◆ WHAT TO DO
Using the data below, copy each line that includes the word "more".

◆ RECORDED INFORMATION
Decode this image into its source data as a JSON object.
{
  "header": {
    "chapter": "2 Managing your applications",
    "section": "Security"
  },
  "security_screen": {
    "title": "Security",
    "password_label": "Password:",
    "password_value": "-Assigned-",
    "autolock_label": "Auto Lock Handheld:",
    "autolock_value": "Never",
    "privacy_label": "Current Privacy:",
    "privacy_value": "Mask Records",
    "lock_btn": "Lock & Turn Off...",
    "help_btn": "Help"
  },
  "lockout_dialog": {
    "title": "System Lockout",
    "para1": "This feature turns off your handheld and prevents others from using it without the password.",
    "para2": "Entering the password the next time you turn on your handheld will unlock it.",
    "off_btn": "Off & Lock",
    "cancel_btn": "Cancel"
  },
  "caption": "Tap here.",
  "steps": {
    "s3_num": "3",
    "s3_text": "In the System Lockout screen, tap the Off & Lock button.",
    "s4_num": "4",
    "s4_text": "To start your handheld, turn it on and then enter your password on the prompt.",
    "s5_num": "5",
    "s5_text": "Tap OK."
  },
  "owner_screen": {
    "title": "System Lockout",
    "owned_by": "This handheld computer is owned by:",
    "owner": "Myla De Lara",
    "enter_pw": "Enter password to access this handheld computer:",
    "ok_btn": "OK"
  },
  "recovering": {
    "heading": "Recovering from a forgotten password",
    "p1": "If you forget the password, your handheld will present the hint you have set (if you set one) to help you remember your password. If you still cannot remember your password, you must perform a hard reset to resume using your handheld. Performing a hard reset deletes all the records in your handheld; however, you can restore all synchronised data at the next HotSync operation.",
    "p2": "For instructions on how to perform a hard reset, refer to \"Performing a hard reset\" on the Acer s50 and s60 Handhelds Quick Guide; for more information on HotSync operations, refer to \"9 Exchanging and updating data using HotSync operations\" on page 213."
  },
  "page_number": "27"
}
---
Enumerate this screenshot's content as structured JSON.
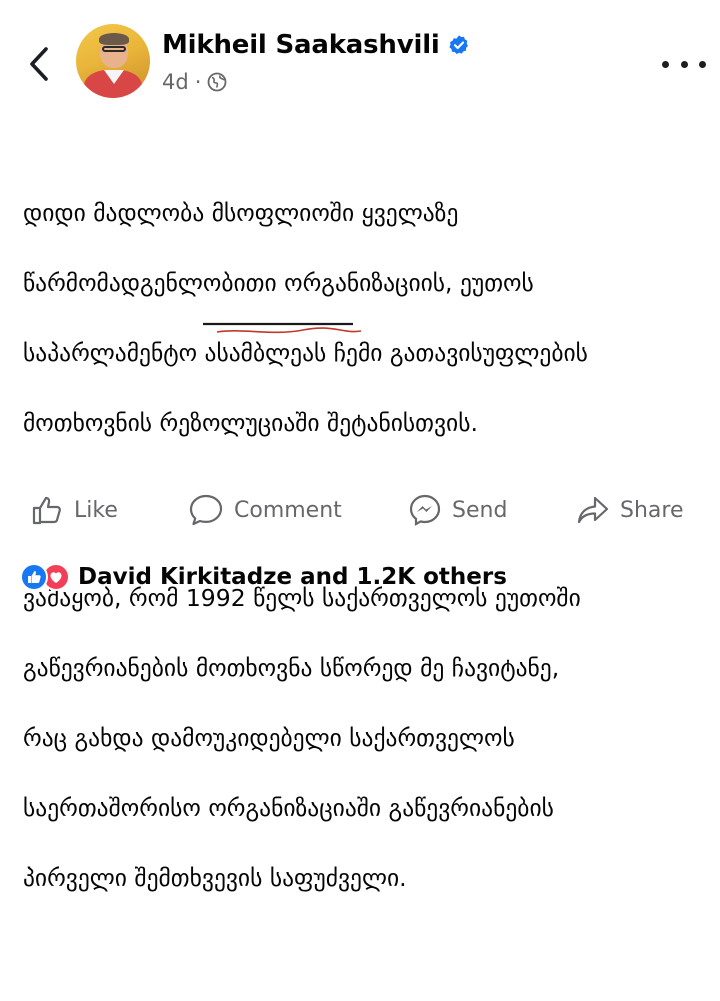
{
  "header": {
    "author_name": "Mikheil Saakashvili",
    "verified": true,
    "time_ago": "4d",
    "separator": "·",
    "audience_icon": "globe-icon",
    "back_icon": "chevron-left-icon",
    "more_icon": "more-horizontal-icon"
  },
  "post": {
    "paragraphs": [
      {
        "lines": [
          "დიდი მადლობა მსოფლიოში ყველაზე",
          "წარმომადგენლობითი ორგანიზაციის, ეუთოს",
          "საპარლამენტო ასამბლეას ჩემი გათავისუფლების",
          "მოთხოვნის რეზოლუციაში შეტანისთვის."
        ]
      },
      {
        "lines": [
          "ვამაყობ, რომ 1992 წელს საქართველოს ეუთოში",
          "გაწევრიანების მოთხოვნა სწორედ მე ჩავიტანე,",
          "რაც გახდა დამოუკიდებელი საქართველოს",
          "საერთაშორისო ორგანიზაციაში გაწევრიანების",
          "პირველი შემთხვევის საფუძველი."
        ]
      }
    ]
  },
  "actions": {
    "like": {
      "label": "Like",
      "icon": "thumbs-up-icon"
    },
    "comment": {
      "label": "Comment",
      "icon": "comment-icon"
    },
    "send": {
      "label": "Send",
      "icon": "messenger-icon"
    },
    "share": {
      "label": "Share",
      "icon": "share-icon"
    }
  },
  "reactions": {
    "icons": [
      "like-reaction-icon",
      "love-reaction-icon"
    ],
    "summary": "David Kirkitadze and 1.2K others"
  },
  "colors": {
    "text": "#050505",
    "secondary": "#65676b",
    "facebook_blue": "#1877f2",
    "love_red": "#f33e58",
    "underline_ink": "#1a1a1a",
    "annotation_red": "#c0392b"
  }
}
==
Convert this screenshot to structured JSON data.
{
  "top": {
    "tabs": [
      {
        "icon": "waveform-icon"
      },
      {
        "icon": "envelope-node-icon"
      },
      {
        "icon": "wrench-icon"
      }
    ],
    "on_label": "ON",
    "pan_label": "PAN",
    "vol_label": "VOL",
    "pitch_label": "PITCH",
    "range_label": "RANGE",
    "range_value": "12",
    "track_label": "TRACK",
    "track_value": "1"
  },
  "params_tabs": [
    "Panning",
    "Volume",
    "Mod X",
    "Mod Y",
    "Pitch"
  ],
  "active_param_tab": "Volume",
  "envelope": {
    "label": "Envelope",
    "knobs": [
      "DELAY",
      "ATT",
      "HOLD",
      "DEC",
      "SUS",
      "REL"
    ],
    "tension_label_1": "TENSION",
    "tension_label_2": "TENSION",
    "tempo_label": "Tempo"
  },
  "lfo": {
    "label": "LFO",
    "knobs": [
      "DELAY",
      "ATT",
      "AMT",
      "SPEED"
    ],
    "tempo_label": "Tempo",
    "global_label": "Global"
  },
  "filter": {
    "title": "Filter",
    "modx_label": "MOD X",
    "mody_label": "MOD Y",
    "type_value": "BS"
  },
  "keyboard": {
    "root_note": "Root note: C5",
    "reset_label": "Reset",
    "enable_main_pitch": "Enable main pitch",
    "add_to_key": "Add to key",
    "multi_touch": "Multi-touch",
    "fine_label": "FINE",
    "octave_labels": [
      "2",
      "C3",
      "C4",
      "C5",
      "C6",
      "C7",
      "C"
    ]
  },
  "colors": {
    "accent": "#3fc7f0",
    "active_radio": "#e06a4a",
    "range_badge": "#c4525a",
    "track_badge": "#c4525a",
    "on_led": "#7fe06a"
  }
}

◆ SOLUTION BELOW
    "p2": "For instructions on how to perform a hard reset, refer to \"Performing a hard reset\" on the Acer s50 and s60 Handhelds Quick Guide; for more information on HotSync operations, refer to \"9 Exchanging and updating data using HotSync operations\" on page 213."
    "more_icon": "more-horizontal-icon"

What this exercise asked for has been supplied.